• GIVEN RECORDS:

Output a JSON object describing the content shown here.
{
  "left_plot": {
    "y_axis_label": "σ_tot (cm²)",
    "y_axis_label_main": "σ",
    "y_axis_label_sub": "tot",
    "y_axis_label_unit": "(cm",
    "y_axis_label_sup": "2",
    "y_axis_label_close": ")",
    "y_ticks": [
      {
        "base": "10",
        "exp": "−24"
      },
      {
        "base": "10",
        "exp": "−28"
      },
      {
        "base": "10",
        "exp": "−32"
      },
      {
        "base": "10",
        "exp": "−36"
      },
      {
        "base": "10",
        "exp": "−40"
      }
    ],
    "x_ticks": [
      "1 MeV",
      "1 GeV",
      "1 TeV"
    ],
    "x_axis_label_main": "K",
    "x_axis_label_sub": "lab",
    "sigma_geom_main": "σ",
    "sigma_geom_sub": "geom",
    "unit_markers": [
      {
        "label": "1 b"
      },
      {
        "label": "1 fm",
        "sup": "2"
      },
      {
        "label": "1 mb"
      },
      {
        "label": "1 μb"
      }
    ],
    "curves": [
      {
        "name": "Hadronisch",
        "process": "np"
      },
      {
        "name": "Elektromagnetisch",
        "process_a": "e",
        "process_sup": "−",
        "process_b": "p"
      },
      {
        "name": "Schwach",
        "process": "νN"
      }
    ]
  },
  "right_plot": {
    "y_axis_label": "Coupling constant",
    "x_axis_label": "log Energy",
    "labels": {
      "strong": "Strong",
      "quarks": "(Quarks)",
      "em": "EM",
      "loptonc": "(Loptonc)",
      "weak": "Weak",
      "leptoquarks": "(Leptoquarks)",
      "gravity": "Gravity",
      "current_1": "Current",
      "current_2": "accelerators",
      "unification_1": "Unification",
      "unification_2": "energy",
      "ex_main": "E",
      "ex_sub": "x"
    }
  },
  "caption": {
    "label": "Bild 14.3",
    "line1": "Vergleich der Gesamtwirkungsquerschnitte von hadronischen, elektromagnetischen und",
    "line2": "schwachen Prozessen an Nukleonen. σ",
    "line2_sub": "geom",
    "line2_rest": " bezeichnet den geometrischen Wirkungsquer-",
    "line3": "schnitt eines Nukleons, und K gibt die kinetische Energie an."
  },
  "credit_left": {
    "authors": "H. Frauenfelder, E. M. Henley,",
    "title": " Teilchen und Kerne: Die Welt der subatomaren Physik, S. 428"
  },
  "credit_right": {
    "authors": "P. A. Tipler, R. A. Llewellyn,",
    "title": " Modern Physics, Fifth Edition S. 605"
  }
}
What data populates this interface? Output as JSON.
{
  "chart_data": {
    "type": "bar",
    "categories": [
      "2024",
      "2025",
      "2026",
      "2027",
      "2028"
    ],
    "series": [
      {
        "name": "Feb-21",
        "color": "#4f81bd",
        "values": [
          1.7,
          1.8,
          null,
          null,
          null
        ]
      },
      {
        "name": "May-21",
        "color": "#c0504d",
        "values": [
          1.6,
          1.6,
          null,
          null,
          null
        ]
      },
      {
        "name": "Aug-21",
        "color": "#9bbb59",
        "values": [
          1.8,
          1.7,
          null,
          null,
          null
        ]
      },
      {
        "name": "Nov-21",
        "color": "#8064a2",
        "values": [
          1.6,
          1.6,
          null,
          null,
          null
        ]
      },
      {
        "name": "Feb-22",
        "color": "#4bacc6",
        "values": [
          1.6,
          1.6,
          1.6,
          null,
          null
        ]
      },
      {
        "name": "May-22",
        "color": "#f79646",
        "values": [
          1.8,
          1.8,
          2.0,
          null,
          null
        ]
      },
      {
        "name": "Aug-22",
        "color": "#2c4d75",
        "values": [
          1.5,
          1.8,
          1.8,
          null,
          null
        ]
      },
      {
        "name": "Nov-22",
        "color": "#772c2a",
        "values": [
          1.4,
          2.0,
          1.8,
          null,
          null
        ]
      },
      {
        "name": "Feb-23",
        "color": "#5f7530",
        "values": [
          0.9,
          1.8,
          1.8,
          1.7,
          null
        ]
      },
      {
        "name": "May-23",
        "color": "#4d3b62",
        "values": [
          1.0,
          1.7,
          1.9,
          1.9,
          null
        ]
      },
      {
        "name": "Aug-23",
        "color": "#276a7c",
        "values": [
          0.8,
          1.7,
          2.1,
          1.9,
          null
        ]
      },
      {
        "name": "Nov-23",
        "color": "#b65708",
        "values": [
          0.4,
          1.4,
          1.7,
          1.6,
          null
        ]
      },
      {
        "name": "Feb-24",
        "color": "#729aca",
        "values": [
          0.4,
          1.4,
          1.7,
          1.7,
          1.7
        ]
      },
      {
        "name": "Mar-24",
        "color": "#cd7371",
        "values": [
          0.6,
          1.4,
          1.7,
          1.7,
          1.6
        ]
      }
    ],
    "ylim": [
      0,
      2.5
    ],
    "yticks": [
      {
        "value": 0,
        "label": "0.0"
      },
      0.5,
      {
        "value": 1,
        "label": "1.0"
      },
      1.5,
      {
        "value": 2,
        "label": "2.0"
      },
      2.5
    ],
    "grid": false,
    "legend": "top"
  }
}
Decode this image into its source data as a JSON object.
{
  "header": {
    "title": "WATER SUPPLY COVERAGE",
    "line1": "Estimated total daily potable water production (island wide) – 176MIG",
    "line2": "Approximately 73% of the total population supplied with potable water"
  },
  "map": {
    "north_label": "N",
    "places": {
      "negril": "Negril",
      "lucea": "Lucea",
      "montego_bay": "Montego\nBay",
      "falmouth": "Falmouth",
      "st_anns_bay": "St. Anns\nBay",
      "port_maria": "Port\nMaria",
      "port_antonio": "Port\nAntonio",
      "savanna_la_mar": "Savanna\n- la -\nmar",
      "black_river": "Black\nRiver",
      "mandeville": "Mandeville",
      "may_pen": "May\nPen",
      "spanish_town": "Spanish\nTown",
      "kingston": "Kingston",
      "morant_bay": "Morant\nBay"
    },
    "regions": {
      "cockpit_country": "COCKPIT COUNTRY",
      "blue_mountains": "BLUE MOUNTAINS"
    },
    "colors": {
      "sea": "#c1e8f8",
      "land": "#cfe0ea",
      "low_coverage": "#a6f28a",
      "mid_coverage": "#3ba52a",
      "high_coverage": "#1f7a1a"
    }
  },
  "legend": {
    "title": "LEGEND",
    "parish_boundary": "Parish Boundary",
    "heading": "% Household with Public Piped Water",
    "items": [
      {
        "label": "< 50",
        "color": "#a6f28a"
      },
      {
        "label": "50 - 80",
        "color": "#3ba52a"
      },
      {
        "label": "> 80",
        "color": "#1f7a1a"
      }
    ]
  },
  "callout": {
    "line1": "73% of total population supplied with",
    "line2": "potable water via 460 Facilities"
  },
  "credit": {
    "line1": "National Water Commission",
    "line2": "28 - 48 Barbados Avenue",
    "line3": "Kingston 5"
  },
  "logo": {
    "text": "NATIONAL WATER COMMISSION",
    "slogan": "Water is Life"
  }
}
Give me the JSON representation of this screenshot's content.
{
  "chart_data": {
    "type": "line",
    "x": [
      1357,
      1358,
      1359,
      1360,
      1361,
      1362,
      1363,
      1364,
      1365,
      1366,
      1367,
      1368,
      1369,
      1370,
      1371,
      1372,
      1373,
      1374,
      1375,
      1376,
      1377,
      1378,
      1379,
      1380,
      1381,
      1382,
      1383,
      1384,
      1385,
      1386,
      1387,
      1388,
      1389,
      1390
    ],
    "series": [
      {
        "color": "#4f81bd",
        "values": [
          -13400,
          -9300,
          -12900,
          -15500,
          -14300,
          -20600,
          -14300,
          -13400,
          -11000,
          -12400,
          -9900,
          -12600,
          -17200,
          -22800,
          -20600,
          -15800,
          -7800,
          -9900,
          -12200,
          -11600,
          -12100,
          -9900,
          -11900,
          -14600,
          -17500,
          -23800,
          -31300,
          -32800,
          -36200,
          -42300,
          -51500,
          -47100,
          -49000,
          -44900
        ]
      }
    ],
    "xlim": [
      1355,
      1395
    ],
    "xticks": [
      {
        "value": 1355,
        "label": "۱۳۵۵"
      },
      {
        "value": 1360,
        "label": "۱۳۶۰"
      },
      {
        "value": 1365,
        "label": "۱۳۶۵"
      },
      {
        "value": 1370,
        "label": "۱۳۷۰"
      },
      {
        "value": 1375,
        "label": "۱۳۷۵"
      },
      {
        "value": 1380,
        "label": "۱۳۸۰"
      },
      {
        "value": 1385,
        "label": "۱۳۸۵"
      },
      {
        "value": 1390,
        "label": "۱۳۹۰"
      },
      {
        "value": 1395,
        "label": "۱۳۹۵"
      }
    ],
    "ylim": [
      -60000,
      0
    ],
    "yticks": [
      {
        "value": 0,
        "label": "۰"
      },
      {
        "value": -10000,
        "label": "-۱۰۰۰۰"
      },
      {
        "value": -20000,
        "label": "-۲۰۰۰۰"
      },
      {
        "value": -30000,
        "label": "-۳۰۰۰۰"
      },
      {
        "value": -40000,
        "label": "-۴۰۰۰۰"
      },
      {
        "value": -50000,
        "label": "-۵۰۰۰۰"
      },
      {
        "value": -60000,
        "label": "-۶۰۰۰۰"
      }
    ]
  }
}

• THE PROBLEM:
Leave out every line without the string "JSON" and copy the rest.

• WRITTEN ANSWER:
Output a JSON object describing the content shown here.
What data populates this interface? Output as JSON.
Decode this image into its source data as a JSON object.
Give me the JSON representation of this screenshot's content.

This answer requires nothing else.